---------- SOURCE DOCUMENT ----------

In year two you take studio-based practice modules of 40 credits in each semester, together with a 20 credit Art history module in each semester. The modules are designed to help you continue to develop and extend your knowledge, skills and ideas. You will be assigned a studio tutor from the department’s staff and you can also will also be able to get advice, inspiration and help through our 'open surgery' system. You will receive a varied programme of individual and group tutorials; cross-year and cross-discipline crits will help you develop the ability to subject your own practice and that of others to increasingly rigorous criticism.
In year two you will further develop your ability to work independently. You will learn to make informed decisions about appropriate working methods, materials and technical skills. You will be asked to begin to contextualise your practice in relation to the contemporary art world. You can, if you wish, specialise in a particular studio discipline at this point. Or you can continue to explore possibilities and combine several ways of working.
You will also be able to select one complementary practice strand in each semester. These strands equip you with an additional technical, conceptual and theoretical understanding. In Art History, you choose one module per semester from the four on offer. You can choose specialist subjects, for example, Gender and Contemporary Art, Electric Dreams, Modern and Post-modern Photography, or Art since 1945.
You will also have opportunities to exhibit in the city, to undertake projects, and to apply for funding for projects and for travel.
In year three you will continue to undertake your sustained, intensive studio practice and research. You can also apply to study on our Exchange Programme for one semester at one of our partner institutions.
In Art History, you will begin to develop your dissertation. Your dissertation topic will be determined through discussing your ideas with art history staff. You'll be assigned a dissertation tutor, and wherever possible, this will be someone whose expertise is appropriate to your dissertation topic. You will have tutorial discussions throughout the planning and writing of the dissertation. These help you to organise, clarify and structure your study.

----------

▶ [TASKS AND EXERCISES]:
(a) Duplicate the stretch of the course description from "In year three" through "structure your study.".
(b) Name every specialist Art History subject the course description gives as an example.
The records have no connection to the course description.

---------- INFORMATION SUPPLIED ----------

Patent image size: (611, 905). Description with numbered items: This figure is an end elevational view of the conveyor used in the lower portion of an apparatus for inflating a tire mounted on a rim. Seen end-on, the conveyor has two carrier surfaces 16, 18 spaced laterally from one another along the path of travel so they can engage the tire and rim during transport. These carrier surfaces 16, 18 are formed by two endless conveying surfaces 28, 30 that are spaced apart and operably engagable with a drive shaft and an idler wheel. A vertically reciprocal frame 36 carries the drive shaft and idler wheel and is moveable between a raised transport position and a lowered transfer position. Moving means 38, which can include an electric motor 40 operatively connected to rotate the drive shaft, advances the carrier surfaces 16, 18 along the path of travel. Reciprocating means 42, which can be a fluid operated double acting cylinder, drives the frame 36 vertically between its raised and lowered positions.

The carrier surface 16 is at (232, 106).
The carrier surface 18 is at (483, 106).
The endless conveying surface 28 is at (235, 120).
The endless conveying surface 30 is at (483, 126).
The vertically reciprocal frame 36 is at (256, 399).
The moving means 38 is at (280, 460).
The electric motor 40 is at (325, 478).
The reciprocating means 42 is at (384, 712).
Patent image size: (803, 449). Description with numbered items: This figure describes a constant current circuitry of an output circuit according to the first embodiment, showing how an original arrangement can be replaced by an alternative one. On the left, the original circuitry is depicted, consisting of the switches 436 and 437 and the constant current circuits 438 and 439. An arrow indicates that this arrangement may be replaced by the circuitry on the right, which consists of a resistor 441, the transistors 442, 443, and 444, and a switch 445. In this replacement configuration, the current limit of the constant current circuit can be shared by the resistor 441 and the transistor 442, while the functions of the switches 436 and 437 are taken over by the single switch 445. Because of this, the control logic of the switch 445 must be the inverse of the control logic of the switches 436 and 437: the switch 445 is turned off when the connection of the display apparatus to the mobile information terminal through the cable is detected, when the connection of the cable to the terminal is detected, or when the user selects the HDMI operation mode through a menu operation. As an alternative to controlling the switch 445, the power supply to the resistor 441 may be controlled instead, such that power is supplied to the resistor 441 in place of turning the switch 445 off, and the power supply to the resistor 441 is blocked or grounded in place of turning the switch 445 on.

----------

▶ [WRITTEN RESPONSES]:
(a)
In year three you will continue to undertake your sustained, intensive studio practice and research. You can also apply to study on our Exchange Programme for one semester at one of our partner institutions.
In Art History, you will begin to develop your dissertation. Your dissertation topic will be determined through discussing your ideas with art history staff. You'll be assigned a dissertation tutor, and wherever possible, this will be someone whose expertise is appropriate to your dissertation topic. You will have tutorial discussions throughout the planning and writing of the dissertation. These help you to organise, clarify and structure your study.

(b)
Gender and Contemporary Art
Electric Dreams
Modern and Post-modern Photography
Art since 1945